» **Brief 1**: From the Frank Lloyd Wright essay, list every activity that Wright's students are said to have carried out at his school.
» **Brief 2**:
Answer these questions using the Frank Lloyd Wright essay:
(a) Where did Wright spend time during the summer as a child?
(b) Which Wright site did the reply under the essay say was visited on a trip to Arizona?
(c) Who does that reply say has been talking about doing work for free?
» **Brief 3**: Retype the part of the Frank Lloyd Wright essay between "Photo: Some rights" and "a huge fan.", inclusive.

== Provided text

This is an essay by Brandon Monk.
A post inspired by Frank Lloyd Wright: An Autobiography
It is no surprise that Frank Lloyd Wright had teachers in his family. A great teacher impacts generations. My grandmother had that talent while she lived. I have had more than fifty grown adults approach me in my lifetime and describe how she profoundly affected their lives by being their teacher. Uniformly though, the impact came by not only what she taught, but how seriously she took her responsibility to the betterment of her students’ lives. Reading about Frank Lloyd Wright reminds me of her impact.
A true teacher leads one to knowledge more than anything, even if that is through inspiration. For Wright, nature often served as a teacher, and experience serves to carry out the education. For Wright work was education.
For an architect during the Great Depression there were often no paying clients looking to build. Wright tested his ideas by creating a school, which was really more akin to a modern-day apprenticeship program.
The students worked at building and planning and became a self-sufficient entity. They grew their own food and mended their own clothes. Wright’s idea was that to design a kitchen one had to know how to work in one. He took this to the extreme by having his students work in every area he could imagine. Under the motto “do something while resting,” the school grew to stand for the idea that there is no substitute for getting right into the mix and working.
Where did Wright get the idea that this type of education would work? During the summer he spent time at his uncle’s farm doing the labor necessary to keep animals and humans in good health. Wright developed as a child under the idea that “work is an adventure that makes strong men and finishes weak ones.” For Wright, work was truly educational. But, I think he got something out of his teaching, too. Something that helped get him through the Great Depression. Teaching others boosts our own self-worth.
Sometimes hard work forced upon us is life changing. Hard work can provide the capacity to endure and create as an immediate result. The greatest value, however, may come in the realization that the process of learning to work provides self-worth. You can take the next step and multiply the effect if you teach someone else the same process. I think the same holds true with reading, which is why we have such a responsibility to share our reading experiences with others.
Photo: Some rights reserved by mach3
Jessica McCann (@JMcCannWriter)
What a great post. The idea of work as education is so simple, yet brilliant. I’ve always been a fan of Wright’s architecture. Now I’ll add his autobiography to my “books to read” list. Thanks!
Read.Learn.Write
Thanks, I’m glad you liked it. Writers certainly know something about this concept of doing work for free. In fact, Seth Godin has been talking about it some in the context of his blog and the free writing he does there. I like the idea, too. Sometimes doing is the best way to learn. Especially when you can’t find a way to get paid just yet. In tough economic times doing for free is better than doing nothing, I suppose.
I visited his, Taliesin West, on a trip to Arizona and loved his work there. That actually spurred me to read the autobiography. I am now a huge fan.
The biography is long, really three books in one, but well worth the read in my opinion.

====
== Records

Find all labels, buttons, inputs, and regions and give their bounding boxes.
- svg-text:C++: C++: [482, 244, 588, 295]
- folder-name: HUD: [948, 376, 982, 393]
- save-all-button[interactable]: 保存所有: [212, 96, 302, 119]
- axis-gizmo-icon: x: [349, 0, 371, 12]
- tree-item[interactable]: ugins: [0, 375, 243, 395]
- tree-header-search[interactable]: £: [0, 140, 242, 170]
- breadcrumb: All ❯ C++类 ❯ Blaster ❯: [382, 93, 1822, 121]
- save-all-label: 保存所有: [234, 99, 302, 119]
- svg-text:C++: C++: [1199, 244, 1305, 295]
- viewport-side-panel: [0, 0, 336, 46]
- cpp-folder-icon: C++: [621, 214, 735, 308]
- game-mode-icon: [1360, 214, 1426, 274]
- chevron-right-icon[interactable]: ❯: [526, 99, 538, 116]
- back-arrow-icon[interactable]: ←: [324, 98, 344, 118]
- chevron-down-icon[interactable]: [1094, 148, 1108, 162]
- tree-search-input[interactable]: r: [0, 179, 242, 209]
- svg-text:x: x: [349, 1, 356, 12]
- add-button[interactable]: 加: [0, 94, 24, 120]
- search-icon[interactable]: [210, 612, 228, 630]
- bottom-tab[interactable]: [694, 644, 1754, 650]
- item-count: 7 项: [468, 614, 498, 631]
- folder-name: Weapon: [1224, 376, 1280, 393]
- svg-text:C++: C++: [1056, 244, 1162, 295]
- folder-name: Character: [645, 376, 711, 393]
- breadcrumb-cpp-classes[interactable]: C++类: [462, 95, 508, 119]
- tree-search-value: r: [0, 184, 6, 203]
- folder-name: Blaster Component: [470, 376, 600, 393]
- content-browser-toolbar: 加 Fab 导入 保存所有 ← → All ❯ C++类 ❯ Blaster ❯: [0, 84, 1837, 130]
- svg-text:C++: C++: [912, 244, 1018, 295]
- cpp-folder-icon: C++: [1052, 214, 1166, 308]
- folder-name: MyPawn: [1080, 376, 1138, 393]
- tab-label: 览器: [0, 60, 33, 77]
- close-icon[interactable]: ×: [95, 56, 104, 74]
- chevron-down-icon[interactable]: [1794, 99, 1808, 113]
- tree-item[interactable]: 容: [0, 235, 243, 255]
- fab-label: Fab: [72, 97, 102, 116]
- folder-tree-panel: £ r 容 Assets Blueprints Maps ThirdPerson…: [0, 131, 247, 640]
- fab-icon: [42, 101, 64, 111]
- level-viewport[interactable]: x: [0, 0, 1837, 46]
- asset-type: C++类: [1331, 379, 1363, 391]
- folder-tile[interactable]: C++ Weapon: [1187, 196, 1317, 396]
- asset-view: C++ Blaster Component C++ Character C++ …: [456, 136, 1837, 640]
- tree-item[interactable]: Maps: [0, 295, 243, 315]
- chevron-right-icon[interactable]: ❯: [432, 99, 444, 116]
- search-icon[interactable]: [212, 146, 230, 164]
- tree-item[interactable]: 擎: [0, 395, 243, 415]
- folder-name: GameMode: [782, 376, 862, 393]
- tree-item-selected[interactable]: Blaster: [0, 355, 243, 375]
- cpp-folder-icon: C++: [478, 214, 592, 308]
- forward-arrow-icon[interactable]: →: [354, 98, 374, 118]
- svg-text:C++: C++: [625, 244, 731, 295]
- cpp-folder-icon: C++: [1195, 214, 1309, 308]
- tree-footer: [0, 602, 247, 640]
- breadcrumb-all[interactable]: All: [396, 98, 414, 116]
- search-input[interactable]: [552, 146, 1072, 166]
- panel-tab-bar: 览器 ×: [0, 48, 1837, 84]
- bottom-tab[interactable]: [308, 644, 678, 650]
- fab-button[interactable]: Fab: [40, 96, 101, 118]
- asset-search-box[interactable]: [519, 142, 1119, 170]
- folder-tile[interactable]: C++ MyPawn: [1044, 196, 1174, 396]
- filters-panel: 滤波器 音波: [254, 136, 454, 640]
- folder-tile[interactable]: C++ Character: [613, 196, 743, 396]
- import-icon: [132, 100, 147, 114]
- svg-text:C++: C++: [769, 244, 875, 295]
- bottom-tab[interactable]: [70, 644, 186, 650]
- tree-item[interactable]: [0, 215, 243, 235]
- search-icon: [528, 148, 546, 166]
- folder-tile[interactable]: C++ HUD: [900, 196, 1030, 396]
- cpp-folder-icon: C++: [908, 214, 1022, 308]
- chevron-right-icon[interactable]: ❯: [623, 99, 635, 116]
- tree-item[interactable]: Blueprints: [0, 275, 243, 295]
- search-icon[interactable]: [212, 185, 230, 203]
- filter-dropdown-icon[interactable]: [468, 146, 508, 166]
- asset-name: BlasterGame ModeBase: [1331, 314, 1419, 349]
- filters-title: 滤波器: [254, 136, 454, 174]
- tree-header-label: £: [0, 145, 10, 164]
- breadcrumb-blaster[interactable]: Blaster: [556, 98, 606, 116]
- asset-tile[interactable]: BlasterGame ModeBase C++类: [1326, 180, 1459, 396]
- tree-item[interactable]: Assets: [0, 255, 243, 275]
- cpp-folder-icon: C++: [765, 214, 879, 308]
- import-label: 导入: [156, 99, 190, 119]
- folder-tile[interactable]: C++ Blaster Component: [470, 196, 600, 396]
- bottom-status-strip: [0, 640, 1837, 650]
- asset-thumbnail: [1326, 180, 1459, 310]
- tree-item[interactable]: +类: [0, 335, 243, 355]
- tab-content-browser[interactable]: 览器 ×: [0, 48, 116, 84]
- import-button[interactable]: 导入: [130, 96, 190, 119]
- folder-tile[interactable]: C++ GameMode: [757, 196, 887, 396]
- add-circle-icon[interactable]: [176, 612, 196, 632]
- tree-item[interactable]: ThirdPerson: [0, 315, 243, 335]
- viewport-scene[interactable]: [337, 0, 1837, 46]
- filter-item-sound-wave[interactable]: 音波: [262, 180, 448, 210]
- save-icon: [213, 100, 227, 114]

====

» **Written response 1**:
- Working at building
- Planning
- Growing their own food
- Mending their own clothes

» **Written response 2**:
(a) At his uncle's farm
(b) Taliesin West
(c) Seth Godin

» **Written response 3**:
Photo: Some rights reserved by mach3
Jessica McCann (@JMcCannWriter)
What a great post. The idea of work as education is so simple, yet brilliant. I’ve always been a fan of Wright’s architecture. Now I’ll add his autobiography to my “books to read” list. Thanks!
Read.Learn.Write
Thanks, I’m glad you liked it. Writers certainly know something about this concept of doing work for free. In fact, Seth Godin has been talking about it some in the context of his blog and the free writing he does there. I like the idea, too. Sometimes doing is the best way to learn. Especially when you can’t find a way to get paid just yet. In tough economic times doing for free is better than doing nothing, I suppose.
I visited his, Taliesin West, on a trip to Arizona and loved his work there. That actually spurred me to read the autobiography. I am now a huge fan.